The exercise - Omit every picture and return the rest of the data unaltered.

Data for the task -

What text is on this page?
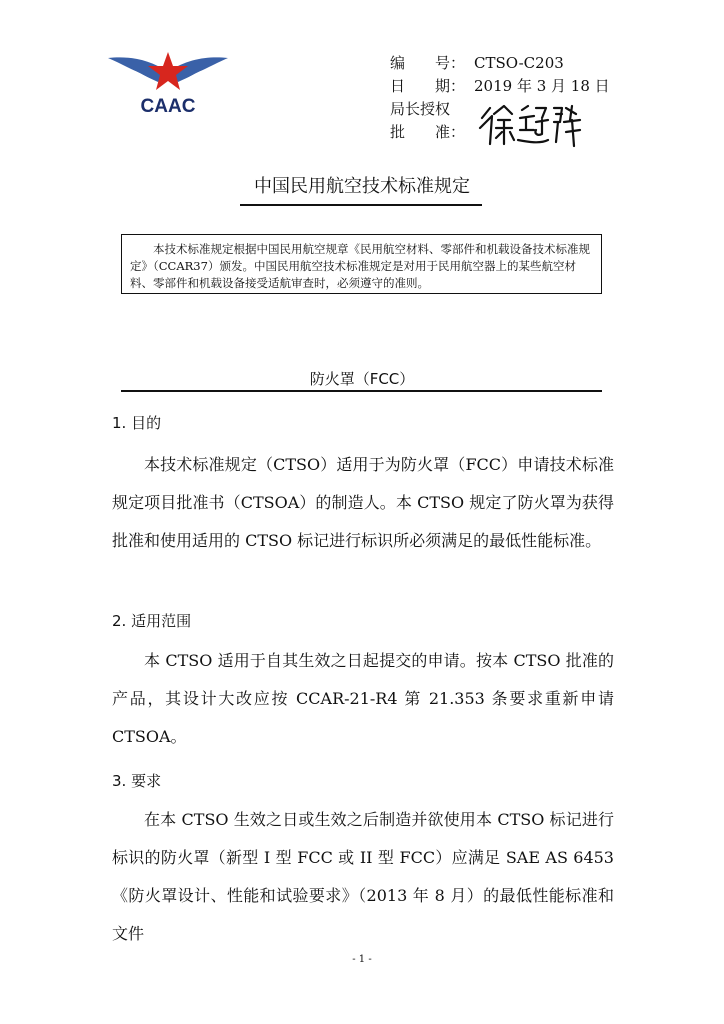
CAAC
编　　号： CTSO-C203
日　　期： 2019 年 3 月 18 日
局长授权
批　　准：
中国民用航空技术标准规定

本技术标准规定根据中国民用航空规章《民用航空材料、零部件和机载设备技术标准规定》（CCAR37）颁发。中国民用航空技术标准规定是对用于民用航空器上的某些航空材料、零部件和机载设备接受适航审查时，必须遵守的准则。

防火罩（FCC）
1. 目的

本技术标准规定（CTSO）适用于为防火罩（FCC）申请技术标准规定项目批准书（CTSOA）的制造人。本 CTSO 规定了防火罩为获得批准和使用适用的 CTSO 标记进行标识所必须满足的最低性能标准。

2. 适用范围

本 CTSO 适用于自其生效之日起提交的申请。按本 CTSO 批准的产品，其设计大改应按 CCAR-21-R4 第 21.353 条要求重新申请 CTSOA。

3. 要求

在本 CTSO 生效之日或生效之后制造并欲使用本 CTSO 标记进行标识的防火罩（新型 I 型 FCC 或 II 型 FCC）应满足 SAE AS 6453《防火罩设计、性能和试验要求》（2013 年 8 月）的最低性能标准和文件

- 1 -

Response below -
What text is on this page?
CAAC
编　　号： CTSO-C203
日　　期： 2019 年 3 月 18 日
局长授权
批　　准：
中国民用航空技术标准规定

本技术标准规定根据中国民用航空规章《民用航空材料、零部件和机载设备技术标准规定》（CCAR37）颁发。中国民用航空技术标准规定是对用于民用航空器上的某些航空材料、零部件和机载设备接受适航审查时，必须遵守的准则。

防火罩（FCC）
1. 目的

本技术标准规定（CTSO）适用于为防火罩（FCC）申请技术标准规定项目批准书（CTSOA）的制造人。本 CTSO 规定了防火罩为获得批准和使用适用的 CTSO 标记进行标识所必须满足的最低性能标准。

2. 适用范围

本 CTSO 适用于自其生效之日起提交的申请。按本 CTSO 批准的产品，其设计大改应按 CCAR-21-R4 第 21.353 条要求重新申请 CTSOA。

3. 要求

在本 CTSO 生效之日或生效之后制造并欲使用本 CTSO 标记进行标识的防火罩（新型 I 型 FCC 或 II 型 FCC）应满足 SAE AS 6453《防火罩设计、性能和试验要求》（2013 年 8 月）的最低性能标准和文件

- 1 -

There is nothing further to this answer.